───── Input data ─────

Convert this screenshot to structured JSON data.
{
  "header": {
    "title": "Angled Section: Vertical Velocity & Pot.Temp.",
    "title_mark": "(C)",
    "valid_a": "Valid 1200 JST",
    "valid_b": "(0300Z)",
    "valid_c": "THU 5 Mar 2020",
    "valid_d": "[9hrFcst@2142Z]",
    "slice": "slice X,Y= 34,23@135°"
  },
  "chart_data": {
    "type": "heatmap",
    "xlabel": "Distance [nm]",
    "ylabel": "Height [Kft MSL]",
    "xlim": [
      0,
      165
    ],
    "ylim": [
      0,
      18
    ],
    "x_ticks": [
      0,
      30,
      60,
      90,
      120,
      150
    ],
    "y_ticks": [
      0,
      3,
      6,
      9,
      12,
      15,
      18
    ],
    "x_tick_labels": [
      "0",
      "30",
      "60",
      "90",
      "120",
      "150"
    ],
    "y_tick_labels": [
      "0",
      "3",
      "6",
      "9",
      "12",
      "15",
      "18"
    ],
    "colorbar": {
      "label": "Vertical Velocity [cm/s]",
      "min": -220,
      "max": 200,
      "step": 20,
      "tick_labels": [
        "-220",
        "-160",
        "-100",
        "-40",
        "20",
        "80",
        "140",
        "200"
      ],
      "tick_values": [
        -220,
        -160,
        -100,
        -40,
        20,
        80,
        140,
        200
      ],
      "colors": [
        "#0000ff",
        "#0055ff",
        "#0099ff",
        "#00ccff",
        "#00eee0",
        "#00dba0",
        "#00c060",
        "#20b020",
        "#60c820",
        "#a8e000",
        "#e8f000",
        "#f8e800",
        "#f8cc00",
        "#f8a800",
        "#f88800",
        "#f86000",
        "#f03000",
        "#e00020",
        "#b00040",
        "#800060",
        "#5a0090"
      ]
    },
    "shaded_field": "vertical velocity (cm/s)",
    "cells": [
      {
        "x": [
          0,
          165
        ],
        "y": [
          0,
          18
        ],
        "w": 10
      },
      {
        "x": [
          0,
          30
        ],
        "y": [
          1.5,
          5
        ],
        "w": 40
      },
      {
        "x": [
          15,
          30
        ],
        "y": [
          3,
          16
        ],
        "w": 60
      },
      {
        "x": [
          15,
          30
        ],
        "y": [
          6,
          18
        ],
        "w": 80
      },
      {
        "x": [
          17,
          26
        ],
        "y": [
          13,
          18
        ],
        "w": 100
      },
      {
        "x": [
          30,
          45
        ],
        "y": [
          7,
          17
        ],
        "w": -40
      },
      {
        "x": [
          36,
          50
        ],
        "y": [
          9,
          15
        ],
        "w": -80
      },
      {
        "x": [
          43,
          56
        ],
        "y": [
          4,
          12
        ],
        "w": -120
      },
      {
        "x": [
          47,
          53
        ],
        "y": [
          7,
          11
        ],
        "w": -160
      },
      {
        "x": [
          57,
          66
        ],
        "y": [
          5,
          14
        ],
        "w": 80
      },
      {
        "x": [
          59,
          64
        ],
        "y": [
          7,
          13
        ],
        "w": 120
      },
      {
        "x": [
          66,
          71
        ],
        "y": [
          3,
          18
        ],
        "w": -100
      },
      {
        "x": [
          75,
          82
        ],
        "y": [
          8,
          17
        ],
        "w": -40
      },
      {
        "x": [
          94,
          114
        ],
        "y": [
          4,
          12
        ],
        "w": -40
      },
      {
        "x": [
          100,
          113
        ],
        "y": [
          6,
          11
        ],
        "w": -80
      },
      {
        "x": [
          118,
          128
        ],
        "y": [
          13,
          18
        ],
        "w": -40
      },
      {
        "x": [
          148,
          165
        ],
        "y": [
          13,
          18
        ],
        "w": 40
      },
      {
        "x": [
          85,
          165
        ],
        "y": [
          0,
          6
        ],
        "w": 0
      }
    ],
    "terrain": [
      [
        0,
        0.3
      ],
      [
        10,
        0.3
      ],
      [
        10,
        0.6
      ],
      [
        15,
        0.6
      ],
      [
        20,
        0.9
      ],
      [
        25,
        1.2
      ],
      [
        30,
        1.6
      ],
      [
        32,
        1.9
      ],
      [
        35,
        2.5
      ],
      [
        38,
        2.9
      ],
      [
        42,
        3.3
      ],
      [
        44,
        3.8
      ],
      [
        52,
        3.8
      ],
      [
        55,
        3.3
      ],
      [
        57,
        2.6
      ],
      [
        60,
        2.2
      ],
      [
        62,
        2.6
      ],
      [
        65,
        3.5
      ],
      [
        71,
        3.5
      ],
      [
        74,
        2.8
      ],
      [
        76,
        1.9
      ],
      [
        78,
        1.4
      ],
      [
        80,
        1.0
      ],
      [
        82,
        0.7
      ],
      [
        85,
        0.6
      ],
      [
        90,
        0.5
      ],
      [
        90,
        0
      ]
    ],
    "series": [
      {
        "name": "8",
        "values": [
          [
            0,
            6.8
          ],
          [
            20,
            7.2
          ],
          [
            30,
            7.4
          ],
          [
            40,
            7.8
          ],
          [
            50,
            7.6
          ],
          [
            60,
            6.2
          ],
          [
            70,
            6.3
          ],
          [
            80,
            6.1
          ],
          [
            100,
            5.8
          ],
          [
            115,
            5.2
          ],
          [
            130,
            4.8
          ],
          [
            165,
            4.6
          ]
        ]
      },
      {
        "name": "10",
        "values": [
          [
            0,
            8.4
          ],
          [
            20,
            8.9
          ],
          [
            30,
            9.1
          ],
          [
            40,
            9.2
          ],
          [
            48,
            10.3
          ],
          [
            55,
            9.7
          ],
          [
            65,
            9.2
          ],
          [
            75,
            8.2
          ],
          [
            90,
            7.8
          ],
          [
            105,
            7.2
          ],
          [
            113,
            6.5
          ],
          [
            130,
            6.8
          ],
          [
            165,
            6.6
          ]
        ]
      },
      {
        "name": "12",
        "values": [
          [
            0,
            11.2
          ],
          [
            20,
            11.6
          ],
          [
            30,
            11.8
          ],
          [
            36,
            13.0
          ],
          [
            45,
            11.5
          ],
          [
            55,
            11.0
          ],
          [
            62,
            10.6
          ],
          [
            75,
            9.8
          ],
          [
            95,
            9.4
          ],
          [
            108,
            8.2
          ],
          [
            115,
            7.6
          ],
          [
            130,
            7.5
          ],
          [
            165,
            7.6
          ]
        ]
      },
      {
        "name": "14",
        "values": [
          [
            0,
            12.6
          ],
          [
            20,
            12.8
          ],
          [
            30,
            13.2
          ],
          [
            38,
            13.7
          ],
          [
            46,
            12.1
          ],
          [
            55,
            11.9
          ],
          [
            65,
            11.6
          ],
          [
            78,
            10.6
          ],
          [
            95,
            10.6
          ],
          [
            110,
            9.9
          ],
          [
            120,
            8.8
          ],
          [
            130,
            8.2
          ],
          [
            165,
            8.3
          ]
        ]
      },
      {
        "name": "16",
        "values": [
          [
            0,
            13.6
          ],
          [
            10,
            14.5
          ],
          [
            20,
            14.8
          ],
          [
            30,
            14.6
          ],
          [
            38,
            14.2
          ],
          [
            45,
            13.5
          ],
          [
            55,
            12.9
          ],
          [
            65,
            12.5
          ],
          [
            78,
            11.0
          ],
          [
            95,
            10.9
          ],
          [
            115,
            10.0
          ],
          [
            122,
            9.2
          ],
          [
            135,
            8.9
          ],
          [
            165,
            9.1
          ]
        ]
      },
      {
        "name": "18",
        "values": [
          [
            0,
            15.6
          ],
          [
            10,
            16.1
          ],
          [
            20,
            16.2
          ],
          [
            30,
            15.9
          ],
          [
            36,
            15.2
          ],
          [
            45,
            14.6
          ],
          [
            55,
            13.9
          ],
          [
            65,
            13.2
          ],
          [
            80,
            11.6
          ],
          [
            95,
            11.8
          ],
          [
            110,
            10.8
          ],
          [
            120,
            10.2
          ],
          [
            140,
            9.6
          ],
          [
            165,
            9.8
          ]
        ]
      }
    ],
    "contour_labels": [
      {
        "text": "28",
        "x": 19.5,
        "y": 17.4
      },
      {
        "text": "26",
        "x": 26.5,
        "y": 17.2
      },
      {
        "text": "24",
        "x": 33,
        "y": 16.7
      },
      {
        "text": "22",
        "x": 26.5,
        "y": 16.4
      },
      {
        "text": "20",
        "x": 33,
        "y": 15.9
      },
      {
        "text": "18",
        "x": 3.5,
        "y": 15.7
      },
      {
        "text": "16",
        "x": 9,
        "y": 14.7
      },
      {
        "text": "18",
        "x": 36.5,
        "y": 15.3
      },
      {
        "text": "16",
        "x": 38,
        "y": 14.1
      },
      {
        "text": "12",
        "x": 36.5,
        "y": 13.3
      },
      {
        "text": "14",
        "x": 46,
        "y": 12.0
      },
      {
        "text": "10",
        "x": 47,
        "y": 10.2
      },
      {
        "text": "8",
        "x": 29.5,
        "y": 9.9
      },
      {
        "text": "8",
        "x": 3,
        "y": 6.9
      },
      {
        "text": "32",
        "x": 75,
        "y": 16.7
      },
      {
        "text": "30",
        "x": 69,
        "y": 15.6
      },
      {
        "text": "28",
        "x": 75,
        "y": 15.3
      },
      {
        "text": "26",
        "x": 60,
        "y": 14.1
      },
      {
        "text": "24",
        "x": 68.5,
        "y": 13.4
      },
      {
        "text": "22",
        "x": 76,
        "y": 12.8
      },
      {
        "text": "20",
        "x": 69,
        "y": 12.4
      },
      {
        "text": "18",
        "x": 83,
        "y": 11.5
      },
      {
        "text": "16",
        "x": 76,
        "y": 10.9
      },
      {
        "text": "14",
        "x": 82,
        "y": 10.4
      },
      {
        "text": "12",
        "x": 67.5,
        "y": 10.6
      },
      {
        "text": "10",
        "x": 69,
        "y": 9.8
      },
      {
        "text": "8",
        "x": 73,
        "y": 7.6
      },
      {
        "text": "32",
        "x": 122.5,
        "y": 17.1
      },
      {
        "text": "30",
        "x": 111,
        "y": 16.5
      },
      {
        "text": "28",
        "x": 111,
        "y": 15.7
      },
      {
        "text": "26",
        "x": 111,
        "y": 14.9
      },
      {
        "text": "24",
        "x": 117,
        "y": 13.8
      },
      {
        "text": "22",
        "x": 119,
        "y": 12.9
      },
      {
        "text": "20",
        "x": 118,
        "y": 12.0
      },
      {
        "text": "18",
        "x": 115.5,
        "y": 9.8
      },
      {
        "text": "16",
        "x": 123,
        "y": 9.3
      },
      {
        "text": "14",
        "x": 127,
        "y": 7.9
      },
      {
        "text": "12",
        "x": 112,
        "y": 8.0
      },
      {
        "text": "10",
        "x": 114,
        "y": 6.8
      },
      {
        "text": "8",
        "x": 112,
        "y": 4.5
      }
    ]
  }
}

─────

▶ **Written instruction**: A single figure is required: the number of lines above in which the word "name" occurs.

▶ **Result**: 6